++++ STORED ROWS

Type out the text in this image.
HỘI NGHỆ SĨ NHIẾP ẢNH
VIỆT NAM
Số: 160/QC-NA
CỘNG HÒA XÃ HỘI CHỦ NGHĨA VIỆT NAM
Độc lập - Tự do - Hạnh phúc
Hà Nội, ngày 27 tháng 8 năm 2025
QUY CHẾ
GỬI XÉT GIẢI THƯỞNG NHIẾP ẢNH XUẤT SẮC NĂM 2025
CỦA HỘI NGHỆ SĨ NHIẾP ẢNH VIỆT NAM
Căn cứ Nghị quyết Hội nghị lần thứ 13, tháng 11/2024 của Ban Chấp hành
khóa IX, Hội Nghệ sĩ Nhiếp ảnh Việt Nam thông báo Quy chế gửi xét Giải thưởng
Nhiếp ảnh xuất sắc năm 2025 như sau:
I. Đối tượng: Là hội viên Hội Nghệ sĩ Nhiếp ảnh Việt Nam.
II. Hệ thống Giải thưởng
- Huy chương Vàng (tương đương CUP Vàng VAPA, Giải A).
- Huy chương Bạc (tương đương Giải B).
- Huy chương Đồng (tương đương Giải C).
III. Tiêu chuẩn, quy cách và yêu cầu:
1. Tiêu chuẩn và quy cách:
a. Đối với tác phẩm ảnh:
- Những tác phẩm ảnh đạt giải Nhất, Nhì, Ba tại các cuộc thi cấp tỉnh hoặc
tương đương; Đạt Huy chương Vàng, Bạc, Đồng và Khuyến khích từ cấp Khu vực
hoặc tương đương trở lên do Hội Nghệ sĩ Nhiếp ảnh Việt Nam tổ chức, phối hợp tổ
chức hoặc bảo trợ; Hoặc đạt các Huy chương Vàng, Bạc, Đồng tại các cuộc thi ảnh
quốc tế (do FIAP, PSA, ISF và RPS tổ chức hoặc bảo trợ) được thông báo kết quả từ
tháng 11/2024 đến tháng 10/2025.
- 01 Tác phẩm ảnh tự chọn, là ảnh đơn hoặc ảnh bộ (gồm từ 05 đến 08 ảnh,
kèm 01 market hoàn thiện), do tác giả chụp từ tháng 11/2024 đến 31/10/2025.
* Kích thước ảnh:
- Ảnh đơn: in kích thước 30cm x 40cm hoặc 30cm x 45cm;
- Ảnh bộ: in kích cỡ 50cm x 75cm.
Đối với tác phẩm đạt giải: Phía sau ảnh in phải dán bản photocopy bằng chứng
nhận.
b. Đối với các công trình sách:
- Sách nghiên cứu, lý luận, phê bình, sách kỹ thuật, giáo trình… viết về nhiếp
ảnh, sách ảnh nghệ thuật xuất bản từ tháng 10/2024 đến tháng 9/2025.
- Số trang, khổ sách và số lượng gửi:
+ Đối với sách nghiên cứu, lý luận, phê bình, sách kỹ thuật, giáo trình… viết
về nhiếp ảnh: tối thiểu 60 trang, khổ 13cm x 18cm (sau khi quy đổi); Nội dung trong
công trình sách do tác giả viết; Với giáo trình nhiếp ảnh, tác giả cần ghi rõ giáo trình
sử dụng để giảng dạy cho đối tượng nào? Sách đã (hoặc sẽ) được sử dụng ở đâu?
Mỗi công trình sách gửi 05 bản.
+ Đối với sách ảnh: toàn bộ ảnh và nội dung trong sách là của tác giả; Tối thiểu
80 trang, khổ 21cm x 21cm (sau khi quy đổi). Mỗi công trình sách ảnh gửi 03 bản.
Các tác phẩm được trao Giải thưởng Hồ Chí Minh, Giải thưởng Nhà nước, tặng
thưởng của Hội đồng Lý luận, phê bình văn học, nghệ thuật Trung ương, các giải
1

++++++++

§ STATED EXERCISE: Copy all data exactly, start to finish.

§ FINAL RESULT:
Type out the text in this image.
HỘI NGHỆ SĨ NHIẾP ẢNH
VIỆT NAM
Số: 160/QC-NA
CỘNG HÒA XÃ HỘI CHỦ NGHĨA VIỆT NAM
Độc lập - Tự do - Hạnh phúc
Hà Nội, ngày 27 tháng 8 năm 2025
QUY CHẾ
GỬI XÉT GIẢI THƯỞNG NHIẾP ẢNH XUẤT SẮC NĂM 2025
CỦA HỘI NGHỆ SĨ NHIẾP ẢNH VIỆT NAM
Căn cứ Nghị quyết Hội nghị lần thứ 13, tháng 11/2024 của Ban Chấp hành
khóa IX, Hội Nghệ sĩ Nhiếp ảnh Việt Nam thông báo Quy chế gửi xét Giải thưởng
Nhiếp ảnh xuất sắc năm 2025 như sau:
I. Đối tượng: Là hội viên Hội Nghệ sĩ Nhiếp ảnh Việt Nam.
II. Hệ thống Giải thưởng
- Huy chương Vàng (tương đương CUP Vàng VAPA, Giải A).
- Huy chương Bạc (tương đương Giải B).
- Huy chương Đồng (tương đương Giải C).
III. Tiêu chuẩn, quy cách và yêu cầu:
1. Tiêu chuẩn và quy cách:
a. Đối với tác phẩm ảnh:
- Những tác phẩm ảnh đạt giải Nhất, Nhì, Ba tại các cuộc thi cấp tỉnh hoặc
tương đương; Đạt Huy chương Vàng, Bạc, Đồng và Khuyến khích từ cấp Khu vực
hoặc tương đương trở lên do Hội Nghệ sĩ Nhiếp ảnh Việt Nam tổ chức, phối hợp tổ
chức hoặc bảo trợ; Hoặc đạt các Huy chương Vàng, Bạc, Đồng tại các cuộc thi ảnh
quốc tế (do FIAP, PSA, ISF và RPS tổ chức hoặc bảo trợ) được thông báo kết quả từ
tháng 11/2024 đến tháng 10/2025.
- 01 Tác phẩm ảnh tự chọn, là ảnh đơn hoặc ảnh bộ (gồm từ 05 đến 08 ảnh,
kèm 01 market hoàn thiện), do tác giả chụp từ tháng 11/2024 đến 31/10/2025.
* Kích thước ảnh:
- Ảnh đơn: in kích thước 30cm x 40cm hoặc 30cm x 45cm;
- Ảnh bộ: in kích cỡ 50cm x 75cm.
Đối với tác phẩm đạt giải: Phía sau ảnh in phải dán bản photocopy bằng chứng
nhận.
b. Đối với các công trình sách:
- Sách nghiên cứu, lý luận, phê bình, sách kỹ thuật, giáo trình… viết về nhiếp
ảnh, sách ảnh nghệ thuật xuất bản từ tháng 10/2024 đến tháng 9/2025.
- Số trang, khổ sách và số lượng gửi:
+ Đối với sách nghiên cứu, lý luận, phê bình, sách kỹ thuật, giáo trình… viết
về nhiếp ảnh: tối thiểu 60 trang, khổ 13cm x 18cm (sau khi quy đổi); Nội dung trong
công trình sách do tác giả viết; Với giáo trình nhiếp ảnh, tác giả cần ghi rõ giáo trình
sử dụng để giảng dạy cho đối tượng nào? Sách đã (hoặc sẽ) được sử dụng ở đâu?
Mỗi công trình sách gửi 05 bản.
+ Đối với sách ảnh: toàn bộ ảnh và nội dung trong sách là của tác giả; Tối thiểu
80 trang, khổ 21cm x 21cm (sau khi quy đổi). Mỗi công trình sách ảnh gửi 03 bản.
Các tác phẩm được trao Giải thưởng Hồ Chí Minh, Giải thưởng Nhà nước, tặng
thưởng của Hội đồng Lý luận, phê bình văn học, nghệ thuật Trung ương, các giải
1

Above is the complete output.